- YOUR INSTRUCTIONS: Swap "bounding boxes" for "box coordinates" in the lines from the first line up to and including the line with "live-metrics-button[interactable] [261,113,292,141]". Write out only those lines, with everything else left as it stands.

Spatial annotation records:
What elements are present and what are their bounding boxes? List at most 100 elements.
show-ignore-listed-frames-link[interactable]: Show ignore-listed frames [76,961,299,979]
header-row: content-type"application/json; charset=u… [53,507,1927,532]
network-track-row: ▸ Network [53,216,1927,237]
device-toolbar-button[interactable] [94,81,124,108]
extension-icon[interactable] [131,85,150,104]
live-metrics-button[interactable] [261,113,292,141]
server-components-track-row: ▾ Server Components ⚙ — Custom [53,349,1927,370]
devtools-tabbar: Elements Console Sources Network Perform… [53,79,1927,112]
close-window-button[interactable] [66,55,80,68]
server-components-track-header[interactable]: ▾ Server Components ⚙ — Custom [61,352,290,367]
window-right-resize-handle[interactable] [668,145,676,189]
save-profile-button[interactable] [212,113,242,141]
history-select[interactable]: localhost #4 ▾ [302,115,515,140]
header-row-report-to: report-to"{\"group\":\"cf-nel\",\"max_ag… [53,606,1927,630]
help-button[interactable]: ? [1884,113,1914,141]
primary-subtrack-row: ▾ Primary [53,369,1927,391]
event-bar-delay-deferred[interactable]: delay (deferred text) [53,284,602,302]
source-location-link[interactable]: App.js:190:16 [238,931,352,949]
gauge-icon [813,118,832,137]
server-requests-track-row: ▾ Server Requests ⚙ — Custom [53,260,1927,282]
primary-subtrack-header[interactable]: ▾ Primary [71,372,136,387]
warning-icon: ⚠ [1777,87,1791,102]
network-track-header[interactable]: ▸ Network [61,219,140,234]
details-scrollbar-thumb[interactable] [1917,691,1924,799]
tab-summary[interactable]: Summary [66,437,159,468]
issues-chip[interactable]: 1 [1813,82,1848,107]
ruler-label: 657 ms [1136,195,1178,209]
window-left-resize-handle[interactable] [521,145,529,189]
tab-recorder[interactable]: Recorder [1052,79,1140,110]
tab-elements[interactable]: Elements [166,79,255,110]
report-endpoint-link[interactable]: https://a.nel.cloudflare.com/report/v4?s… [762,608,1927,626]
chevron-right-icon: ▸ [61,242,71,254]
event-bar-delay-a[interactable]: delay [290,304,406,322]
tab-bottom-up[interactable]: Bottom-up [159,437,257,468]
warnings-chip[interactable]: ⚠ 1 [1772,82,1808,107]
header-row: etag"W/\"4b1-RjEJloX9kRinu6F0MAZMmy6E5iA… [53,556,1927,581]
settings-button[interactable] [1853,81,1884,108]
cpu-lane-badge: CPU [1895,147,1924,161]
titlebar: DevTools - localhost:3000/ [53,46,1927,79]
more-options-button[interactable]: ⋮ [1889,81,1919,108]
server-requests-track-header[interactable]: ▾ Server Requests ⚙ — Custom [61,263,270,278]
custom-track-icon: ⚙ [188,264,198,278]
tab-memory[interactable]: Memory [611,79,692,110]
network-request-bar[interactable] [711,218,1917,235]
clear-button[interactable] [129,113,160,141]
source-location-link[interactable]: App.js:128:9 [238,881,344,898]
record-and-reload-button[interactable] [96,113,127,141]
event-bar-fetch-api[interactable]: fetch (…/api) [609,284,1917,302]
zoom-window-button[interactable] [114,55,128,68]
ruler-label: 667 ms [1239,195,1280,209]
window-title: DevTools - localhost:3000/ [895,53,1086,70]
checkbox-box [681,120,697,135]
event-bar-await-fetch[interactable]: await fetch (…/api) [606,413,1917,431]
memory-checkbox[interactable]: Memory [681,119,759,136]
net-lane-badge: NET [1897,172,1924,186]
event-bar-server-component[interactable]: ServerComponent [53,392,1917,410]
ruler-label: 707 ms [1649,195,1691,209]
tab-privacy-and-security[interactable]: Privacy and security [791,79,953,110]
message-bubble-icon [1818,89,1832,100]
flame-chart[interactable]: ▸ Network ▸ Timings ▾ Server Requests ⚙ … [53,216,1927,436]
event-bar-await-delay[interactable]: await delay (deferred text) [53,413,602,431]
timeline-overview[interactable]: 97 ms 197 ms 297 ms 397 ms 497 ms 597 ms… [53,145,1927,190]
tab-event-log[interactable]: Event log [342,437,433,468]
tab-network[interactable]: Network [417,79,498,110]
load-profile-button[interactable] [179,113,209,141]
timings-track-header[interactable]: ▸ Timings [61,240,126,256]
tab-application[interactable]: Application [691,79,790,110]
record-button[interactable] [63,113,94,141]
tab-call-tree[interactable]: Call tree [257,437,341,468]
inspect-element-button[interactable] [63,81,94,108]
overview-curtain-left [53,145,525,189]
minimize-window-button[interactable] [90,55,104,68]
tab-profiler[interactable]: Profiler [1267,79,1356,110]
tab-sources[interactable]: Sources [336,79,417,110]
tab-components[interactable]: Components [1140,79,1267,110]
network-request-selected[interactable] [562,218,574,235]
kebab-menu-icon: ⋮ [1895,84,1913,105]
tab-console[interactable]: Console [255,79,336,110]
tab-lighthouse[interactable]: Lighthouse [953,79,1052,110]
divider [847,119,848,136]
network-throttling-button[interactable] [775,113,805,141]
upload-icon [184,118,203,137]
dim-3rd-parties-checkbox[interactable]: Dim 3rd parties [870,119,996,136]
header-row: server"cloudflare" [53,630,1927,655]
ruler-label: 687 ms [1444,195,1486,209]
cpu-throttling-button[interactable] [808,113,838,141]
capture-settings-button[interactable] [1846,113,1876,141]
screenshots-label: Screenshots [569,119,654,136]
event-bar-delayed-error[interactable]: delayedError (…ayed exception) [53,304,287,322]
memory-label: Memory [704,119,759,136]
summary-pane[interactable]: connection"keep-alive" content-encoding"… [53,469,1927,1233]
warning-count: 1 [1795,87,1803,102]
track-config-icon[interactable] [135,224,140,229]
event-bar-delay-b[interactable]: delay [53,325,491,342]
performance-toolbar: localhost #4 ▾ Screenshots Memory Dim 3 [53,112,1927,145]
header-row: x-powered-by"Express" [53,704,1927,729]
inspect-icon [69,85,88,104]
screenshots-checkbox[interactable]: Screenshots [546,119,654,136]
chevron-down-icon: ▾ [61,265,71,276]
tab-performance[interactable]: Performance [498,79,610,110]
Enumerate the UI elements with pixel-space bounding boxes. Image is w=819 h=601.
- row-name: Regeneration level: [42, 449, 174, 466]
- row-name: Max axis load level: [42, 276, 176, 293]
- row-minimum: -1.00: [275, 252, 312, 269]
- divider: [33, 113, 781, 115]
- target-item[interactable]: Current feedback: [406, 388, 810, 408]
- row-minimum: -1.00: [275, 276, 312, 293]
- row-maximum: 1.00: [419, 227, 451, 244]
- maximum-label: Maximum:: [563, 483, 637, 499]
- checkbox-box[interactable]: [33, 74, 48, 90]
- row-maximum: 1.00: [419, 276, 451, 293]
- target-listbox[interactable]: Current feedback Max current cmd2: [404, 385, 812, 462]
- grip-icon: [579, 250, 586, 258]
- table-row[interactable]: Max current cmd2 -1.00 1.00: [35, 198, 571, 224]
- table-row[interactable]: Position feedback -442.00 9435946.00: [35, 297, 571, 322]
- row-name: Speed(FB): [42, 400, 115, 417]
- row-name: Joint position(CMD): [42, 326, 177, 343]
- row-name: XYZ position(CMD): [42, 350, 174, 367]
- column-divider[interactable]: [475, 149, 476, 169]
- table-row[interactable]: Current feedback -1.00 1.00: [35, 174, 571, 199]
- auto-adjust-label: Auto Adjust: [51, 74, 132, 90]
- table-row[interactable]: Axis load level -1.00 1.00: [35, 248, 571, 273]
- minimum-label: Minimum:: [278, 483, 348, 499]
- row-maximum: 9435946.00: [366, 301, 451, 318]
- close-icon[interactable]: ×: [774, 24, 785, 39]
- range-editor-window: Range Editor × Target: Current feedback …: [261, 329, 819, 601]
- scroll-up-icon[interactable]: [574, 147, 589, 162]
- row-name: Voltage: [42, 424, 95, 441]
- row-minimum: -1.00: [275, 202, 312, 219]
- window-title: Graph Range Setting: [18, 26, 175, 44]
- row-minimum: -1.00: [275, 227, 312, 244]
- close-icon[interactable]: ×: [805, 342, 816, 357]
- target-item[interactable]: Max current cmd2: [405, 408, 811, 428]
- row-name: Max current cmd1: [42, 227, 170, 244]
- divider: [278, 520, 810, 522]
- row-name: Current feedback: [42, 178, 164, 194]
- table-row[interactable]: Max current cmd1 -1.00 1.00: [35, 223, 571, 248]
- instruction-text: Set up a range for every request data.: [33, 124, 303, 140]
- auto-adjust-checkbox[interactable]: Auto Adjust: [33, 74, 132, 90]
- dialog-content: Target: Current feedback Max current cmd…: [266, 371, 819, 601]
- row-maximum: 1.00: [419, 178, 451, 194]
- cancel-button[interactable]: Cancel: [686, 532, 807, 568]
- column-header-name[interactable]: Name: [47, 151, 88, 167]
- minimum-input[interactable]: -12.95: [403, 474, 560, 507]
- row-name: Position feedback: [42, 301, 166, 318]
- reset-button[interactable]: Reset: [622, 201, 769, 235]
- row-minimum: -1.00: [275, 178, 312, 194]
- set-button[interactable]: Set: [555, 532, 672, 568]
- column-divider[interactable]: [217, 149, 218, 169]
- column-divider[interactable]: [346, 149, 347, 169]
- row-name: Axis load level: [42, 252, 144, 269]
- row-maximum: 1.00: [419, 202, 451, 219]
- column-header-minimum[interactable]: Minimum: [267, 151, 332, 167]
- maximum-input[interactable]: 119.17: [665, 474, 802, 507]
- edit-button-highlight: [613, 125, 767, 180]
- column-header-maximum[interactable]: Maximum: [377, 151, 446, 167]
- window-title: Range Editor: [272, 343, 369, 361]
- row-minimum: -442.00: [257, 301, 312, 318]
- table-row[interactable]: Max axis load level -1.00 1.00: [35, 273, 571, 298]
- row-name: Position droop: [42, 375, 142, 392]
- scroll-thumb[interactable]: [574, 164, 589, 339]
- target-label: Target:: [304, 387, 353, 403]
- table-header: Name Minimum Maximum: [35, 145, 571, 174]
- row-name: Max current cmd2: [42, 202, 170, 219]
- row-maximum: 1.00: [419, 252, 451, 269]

- FULL ANSWER:
What elements are present and what are their box coordinates? List at most 100 elements.
show-ignore-listed-frames-link[interactable]: Show ignore-listed frames [76,961,299,979]
header-row: content-type"application/json; charset=u… [53,507,1927,532]
network-track-row: ▸ Network [53,216,1927,237]
device-toolbar-button[interactable] [94,81,124,108]
extension-icon[interactable] [131,85,150,104]
live-metrics-button[interactable] [261,113,292,141]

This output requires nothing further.